WHAT TO WORK ON:
Only the pictures are left out: repeat the rest of the entries exactly.

EXERCISE MATERIAL:
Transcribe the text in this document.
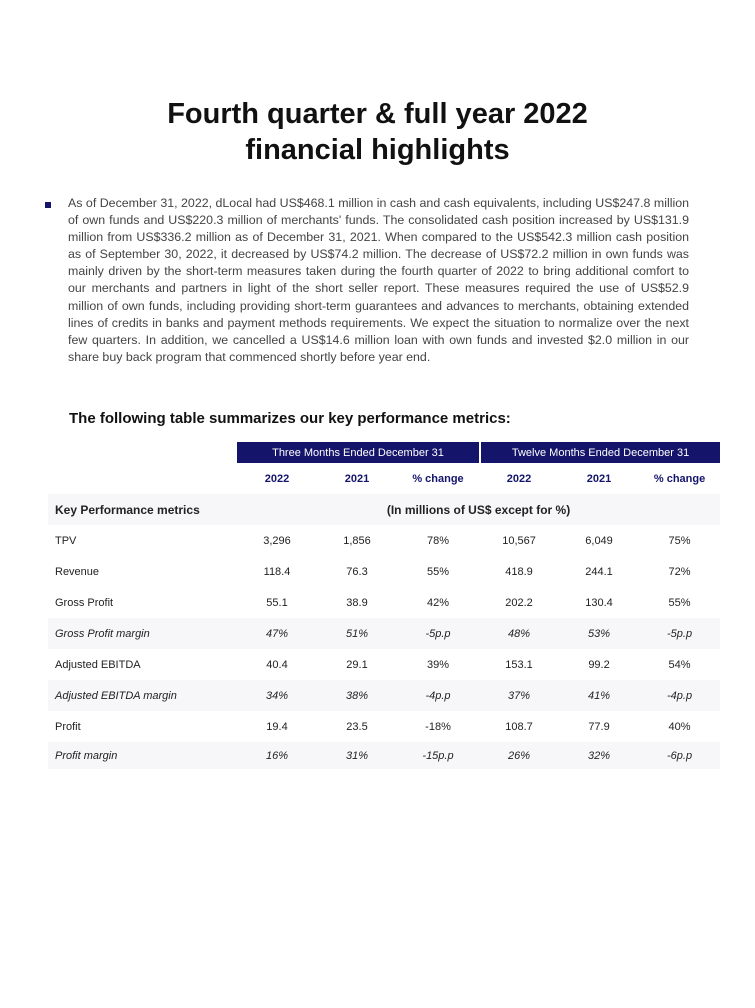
Fourth quarter & full year 2022
financial highlights
As of December 31, 2022, dLocal had US$468.1 million in cash and cash equivalents, including US$247.8 million of own funds and US$220.3 million of merchants' funds. The consolidated cash position increased by US$131.9 million from US$336.2 million as of December 31, 2021. When compared to the US$542.3 million cash position as of September 30, 2022, it decreased by US$74.2 million. The decrease of US$72.2 million in own funds was mainly driven by the short-term measures taken during the fourth quarter of 2022 to bring additional comfort to our merchants and partners in light of the short seller report. These measures required the use of US$52.9 million of own funds, including providing short-term guarantees and advances to merchants, obtaining extended lines of credits in banks and payment methods requirements. We expect the situation to normalize over the next few quarters. In addition, we cancelled a US$14.6 million loan with own funds and invested $2.0 million in our share buy back program that commenced shortly before year end.
The following table summarizes our key performance metrics:
	Three Months Ended December 31			Twelve Months Ended December 31		
	2022	2021	% change	2022	2021	% change
Key Performance metrics	(In millions of US$ except for %)					
TPV	3,296	1,856	78%	10,567	6,049	75%
Revenue	118.4	76.3	55%	418.9	244.1	72%
Gross Profit	55.1	38.9	42%	202.2	130.4	55%
Gross Profit margin	47%	51%	-5p.p	48%	53%	-5p.p
Adjusted EBITDA	40.4	29.1	39%	153.1	99.2	54%
Adjusted EBITDA margin	34%	38%	-4p.p	37%	41%	-4p.p
Profit	19.4	23.5	-18%	108.7	77.9	40%
Profit margin	16%	31%	-15p.p	26%	32%	-6p.p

REPLY:
Transcribe the text in this document.
Fourth quarter & full year 2022
financial highlights
As of December 31, 2022, dLocal had US$468.1 million in cash and cash equivalents, including US$247.8 million of own funds and US$220.3 million of merchants' funds. The consolidated cash position increased by US$131.9 million from US$336.2 million as of December 31, 2021. When compared to the US$542.3 million cash position as of September 30, 2022, it decreased by US$74.2 million. The decrease of US$72.2 million in own funds was mainly driven by the short-term measures taken during the fourth quarter of 2022 to bring additional comfort to our merchants and partners in light of the short seller report. These measures required the use of US$52.9 million of own funds, including providing short-term guarantees and advances to merchants, obtaining extended lines of credits in banks and payment methods requirements. We expect the situation to normalize over the next few quarters. In addition, we cancelled a US$14.6 million loan with own funds and invested $2.0 million in our share buy back program that commenced shortly before year end.
The following table summarizes our key performance metrics:
	Three Months Ended December 31			Twelve Months Ended December 31		
	2022	2021	% change	2022	2021	% change
Key Performance metrics	(In millions of US$ except for %)					
TPV	3,296	1,856	78%	10,567	6,049	75%
Revenue	118.4	76.3	55%	418.9	244.1	72%
Gross Profit	55.1	38.9	42%	202.2	130.4	55%
Gross Profit margin	47%	51%	-5p.p	48%	53%	-5p.p
Adjusted EBITDA	40.4	29.1	39%	153.1	99.2	54%
Adjusted EBITDA margin	34%	38%	-4p.p	37%	41%	-4p.p
Profit	19.4	23.5	-18%	108.7	77.9	40%
Profit margin	16%	31%	-15p.p	26%	32%	-6p.p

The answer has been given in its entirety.